▶ TASK STATEMENT:
Check each line of the material below, and copy it if it holds the string "Criminal".

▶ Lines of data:
----------------------------------------

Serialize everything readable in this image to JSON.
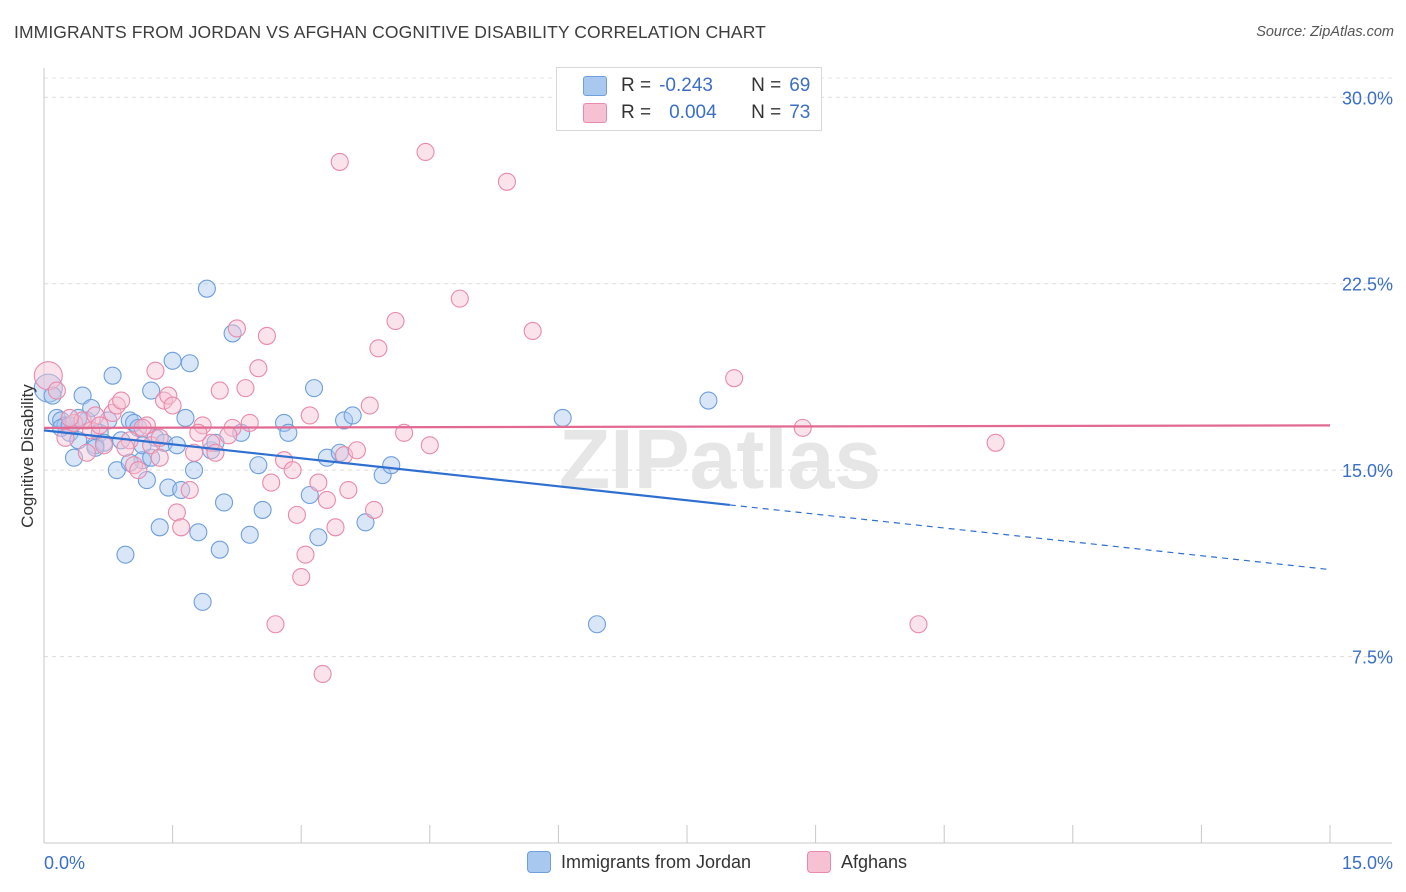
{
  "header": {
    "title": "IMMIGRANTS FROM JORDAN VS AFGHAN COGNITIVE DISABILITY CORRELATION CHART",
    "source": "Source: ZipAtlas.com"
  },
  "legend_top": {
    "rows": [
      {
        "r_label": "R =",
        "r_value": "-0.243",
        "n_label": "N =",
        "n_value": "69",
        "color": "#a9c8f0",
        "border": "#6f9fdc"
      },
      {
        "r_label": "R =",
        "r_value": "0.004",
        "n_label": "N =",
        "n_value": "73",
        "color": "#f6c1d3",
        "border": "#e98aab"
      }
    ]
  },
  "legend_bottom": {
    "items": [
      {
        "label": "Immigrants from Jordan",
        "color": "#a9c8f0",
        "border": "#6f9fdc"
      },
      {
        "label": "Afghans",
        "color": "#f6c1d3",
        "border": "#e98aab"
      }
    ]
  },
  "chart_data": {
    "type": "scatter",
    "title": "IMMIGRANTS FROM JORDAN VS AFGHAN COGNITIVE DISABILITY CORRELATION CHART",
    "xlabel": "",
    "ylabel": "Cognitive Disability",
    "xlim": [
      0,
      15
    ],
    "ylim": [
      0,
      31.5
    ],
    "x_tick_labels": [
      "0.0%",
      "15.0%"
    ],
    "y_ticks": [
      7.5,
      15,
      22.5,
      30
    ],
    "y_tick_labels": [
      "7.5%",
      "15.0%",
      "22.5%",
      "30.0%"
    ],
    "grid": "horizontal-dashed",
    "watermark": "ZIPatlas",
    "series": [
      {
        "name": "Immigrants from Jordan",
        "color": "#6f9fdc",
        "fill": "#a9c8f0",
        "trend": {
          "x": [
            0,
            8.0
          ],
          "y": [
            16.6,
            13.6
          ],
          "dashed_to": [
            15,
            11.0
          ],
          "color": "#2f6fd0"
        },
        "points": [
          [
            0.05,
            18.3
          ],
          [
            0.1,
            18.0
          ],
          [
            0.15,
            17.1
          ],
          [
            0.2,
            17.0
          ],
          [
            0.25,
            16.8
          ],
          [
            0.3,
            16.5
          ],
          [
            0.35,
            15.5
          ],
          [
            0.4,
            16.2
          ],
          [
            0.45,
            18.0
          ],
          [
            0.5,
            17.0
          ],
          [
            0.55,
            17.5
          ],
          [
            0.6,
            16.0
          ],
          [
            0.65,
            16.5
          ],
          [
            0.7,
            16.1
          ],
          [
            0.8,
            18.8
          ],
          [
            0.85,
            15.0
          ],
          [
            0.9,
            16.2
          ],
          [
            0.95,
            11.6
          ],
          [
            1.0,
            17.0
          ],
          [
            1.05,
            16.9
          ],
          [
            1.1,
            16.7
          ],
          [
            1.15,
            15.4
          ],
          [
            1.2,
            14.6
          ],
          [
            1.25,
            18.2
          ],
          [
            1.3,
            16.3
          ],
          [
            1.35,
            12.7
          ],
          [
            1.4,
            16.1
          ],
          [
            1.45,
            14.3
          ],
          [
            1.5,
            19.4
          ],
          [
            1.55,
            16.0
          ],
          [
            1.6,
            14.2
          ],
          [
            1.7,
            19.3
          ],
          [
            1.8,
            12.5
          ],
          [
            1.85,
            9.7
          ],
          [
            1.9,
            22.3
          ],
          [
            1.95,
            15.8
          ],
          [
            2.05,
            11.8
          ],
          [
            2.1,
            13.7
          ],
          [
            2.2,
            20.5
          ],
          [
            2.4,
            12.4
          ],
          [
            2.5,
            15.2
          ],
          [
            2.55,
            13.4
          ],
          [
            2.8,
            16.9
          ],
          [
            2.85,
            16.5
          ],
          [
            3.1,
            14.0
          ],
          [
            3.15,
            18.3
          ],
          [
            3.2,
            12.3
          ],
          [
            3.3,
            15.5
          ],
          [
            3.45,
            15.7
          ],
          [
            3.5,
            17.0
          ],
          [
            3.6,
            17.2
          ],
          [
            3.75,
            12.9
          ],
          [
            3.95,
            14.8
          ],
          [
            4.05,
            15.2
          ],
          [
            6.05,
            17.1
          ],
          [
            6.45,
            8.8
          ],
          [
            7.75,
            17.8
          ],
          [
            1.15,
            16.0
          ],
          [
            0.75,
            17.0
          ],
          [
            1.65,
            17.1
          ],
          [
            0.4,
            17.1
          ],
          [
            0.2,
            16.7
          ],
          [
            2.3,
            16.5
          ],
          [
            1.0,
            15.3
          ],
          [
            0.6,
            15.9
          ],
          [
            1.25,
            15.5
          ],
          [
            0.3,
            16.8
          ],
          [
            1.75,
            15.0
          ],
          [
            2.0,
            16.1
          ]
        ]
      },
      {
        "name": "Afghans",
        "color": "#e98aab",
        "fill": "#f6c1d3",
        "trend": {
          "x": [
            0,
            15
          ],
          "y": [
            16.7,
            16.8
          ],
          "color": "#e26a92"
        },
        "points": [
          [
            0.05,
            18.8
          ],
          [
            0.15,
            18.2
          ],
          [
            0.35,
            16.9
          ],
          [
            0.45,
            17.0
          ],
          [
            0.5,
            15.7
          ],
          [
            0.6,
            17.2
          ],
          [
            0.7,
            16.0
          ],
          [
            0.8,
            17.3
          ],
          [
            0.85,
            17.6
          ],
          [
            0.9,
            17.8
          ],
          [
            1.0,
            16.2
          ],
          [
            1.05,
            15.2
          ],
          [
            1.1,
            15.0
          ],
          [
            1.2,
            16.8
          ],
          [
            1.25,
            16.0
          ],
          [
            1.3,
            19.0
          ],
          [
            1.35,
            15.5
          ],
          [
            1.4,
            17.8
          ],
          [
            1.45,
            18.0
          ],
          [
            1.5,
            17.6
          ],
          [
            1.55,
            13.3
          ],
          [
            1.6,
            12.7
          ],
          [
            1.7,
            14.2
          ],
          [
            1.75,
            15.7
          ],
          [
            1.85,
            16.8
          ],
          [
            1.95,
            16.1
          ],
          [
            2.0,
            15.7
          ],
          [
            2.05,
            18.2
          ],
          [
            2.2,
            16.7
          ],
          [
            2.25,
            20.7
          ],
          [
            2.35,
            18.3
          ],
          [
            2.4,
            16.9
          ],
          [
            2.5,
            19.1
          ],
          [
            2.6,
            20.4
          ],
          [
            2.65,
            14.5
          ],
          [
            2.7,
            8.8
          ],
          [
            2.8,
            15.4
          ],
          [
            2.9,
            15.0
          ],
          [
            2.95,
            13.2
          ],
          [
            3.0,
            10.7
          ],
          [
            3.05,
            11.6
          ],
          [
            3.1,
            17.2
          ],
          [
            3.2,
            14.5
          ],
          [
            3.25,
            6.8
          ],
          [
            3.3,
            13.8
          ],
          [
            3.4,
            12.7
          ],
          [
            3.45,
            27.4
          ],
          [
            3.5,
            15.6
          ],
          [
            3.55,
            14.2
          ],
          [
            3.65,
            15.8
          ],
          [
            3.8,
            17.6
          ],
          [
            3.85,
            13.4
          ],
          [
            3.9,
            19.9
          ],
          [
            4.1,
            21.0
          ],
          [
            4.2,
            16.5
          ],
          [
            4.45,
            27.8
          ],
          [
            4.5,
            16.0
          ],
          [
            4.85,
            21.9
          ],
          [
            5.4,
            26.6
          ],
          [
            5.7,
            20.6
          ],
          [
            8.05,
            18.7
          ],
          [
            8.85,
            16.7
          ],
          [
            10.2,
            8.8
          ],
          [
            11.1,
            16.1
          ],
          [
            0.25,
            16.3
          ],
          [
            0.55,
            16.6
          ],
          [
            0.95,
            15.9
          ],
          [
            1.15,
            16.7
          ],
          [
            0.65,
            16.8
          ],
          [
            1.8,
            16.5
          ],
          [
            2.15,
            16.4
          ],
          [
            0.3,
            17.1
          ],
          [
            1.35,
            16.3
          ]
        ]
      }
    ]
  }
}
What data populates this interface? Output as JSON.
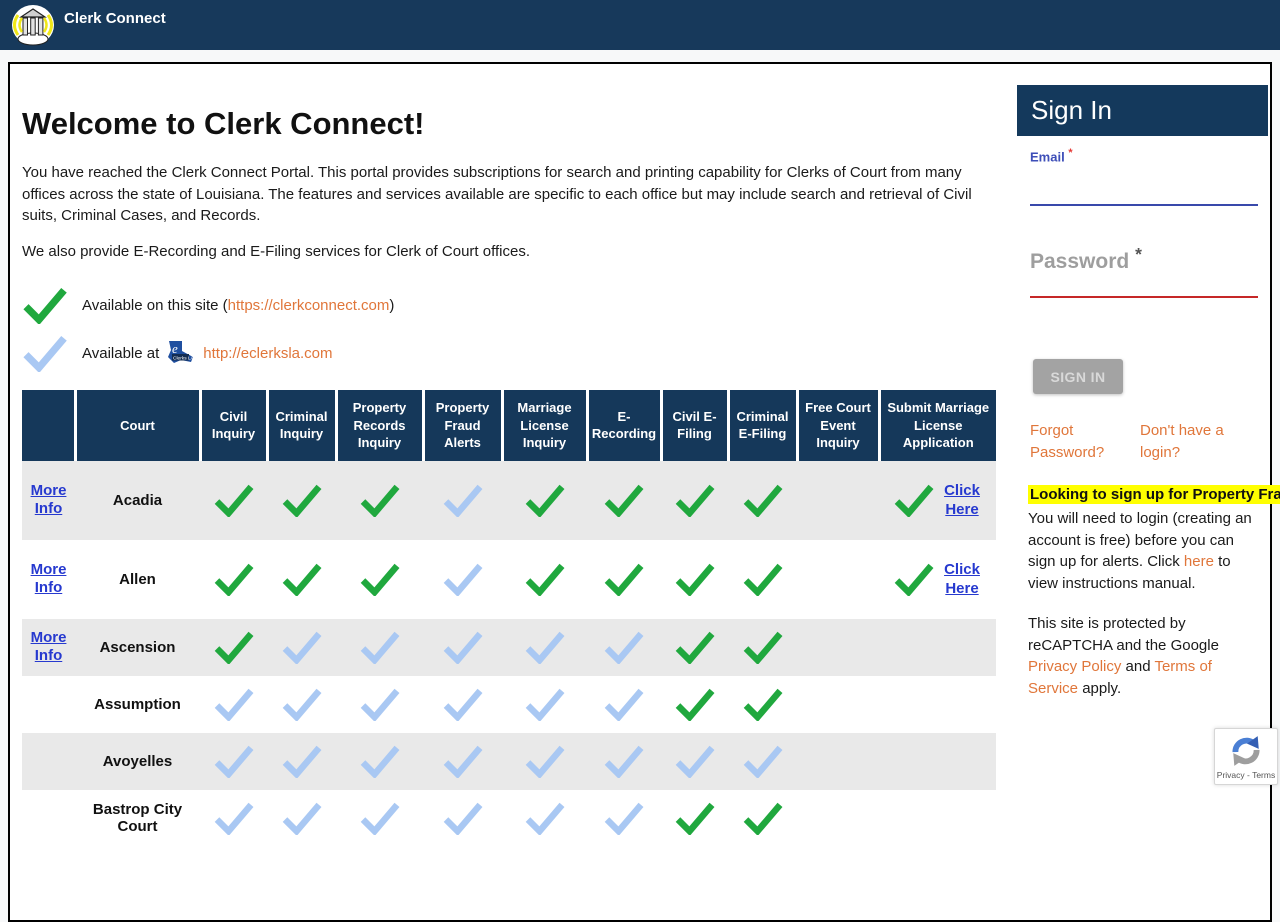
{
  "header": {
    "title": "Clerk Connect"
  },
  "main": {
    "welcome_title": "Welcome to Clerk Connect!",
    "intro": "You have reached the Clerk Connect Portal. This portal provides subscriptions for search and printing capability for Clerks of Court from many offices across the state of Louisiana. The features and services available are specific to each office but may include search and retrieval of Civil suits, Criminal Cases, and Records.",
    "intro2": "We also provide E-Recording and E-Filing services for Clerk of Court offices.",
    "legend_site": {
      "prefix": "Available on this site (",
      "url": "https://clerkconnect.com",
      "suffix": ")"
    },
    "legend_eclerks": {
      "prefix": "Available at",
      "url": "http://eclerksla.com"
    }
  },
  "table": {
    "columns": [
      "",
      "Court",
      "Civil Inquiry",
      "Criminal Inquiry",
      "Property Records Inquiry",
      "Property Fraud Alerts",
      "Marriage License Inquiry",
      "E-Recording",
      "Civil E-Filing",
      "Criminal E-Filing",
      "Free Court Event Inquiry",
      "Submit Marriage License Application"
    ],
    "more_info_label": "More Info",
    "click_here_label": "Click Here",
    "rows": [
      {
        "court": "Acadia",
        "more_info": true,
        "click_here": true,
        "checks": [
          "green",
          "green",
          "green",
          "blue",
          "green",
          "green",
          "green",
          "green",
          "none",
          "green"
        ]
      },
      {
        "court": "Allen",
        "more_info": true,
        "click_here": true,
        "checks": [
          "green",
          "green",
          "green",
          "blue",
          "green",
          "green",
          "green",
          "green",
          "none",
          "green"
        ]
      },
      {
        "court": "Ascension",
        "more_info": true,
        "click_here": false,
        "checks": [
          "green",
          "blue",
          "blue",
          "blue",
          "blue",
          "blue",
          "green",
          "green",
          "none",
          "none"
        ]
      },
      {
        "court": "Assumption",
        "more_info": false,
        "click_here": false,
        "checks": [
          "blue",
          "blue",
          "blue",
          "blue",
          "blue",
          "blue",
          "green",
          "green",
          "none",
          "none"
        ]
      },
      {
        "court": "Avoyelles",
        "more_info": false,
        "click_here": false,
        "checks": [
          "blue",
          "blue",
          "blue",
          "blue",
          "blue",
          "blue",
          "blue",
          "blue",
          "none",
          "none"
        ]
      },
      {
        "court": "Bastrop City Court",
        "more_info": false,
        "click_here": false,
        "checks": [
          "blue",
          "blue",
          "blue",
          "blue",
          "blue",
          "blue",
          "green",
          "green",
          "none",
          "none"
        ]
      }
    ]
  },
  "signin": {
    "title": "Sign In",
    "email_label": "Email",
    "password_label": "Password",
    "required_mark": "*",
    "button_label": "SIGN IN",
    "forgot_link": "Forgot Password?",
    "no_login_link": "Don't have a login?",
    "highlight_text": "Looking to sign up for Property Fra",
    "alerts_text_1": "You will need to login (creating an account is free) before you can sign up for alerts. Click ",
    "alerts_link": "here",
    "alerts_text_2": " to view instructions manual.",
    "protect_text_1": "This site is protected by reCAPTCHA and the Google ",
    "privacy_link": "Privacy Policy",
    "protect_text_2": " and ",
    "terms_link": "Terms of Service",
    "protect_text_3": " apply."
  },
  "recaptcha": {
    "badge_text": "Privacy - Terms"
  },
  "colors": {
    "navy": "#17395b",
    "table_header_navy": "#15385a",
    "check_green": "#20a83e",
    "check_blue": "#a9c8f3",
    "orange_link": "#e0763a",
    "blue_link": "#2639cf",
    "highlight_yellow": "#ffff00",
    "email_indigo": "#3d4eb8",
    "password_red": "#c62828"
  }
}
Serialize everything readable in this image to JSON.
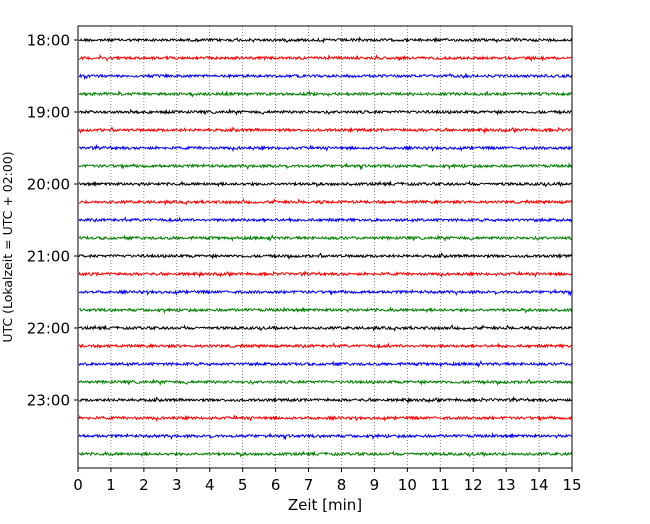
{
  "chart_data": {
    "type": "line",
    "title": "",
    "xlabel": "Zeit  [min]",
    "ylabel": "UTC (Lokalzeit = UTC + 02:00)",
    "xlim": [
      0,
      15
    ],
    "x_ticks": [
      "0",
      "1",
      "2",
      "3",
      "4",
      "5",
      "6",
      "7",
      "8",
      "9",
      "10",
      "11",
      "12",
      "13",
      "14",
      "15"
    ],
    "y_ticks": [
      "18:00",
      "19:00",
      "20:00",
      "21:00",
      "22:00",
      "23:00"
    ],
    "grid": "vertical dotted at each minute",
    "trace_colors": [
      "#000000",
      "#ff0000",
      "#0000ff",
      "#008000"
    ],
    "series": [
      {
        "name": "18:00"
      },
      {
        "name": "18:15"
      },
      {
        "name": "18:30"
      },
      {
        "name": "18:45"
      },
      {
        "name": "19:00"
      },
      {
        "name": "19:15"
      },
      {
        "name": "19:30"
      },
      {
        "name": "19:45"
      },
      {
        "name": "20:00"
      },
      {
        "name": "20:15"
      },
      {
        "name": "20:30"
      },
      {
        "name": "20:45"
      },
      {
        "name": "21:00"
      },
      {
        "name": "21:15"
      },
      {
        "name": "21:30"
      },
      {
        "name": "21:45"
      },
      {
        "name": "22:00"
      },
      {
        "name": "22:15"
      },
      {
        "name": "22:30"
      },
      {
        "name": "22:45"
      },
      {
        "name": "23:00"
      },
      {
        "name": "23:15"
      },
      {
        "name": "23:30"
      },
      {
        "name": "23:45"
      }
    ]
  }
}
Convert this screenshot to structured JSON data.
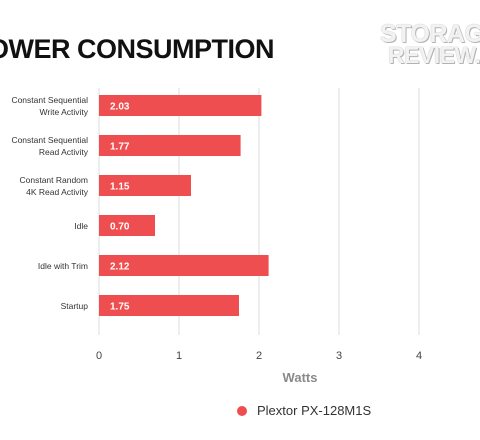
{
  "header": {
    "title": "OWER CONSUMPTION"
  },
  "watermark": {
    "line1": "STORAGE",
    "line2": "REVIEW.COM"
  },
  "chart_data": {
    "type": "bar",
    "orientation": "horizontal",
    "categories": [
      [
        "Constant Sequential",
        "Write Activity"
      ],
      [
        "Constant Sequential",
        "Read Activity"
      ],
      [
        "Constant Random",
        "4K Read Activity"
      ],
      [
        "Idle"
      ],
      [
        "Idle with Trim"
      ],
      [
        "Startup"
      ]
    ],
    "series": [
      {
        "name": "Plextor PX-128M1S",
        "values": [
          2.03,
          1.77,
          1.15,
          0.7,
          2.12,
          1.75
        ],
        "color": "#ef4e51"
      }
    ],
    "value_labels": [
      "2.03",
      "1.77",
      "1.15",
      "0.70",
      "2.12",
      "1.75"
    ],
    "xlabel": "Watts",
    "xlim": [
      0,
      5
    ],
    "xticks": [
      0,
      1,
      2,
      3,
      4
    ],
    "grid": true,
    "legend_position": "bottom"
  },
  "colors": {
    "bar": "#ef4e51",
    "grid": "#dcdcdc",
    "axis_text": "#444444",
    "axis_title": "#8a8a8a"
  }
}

----------------------------------------

▶ SOLVED EXERCISE:
    "intro": "You have reached the Clerk Connect Portal. This portal provides subscriptions for search and printing capability for Clerks of Court from many offices across the state of Louisiana. The features and services available are specific to each office but may include search and retrieval of Civil suits, Criminal Cases, and Records.",
      "Criminal Inquiry",
      "Criminal E-Filing",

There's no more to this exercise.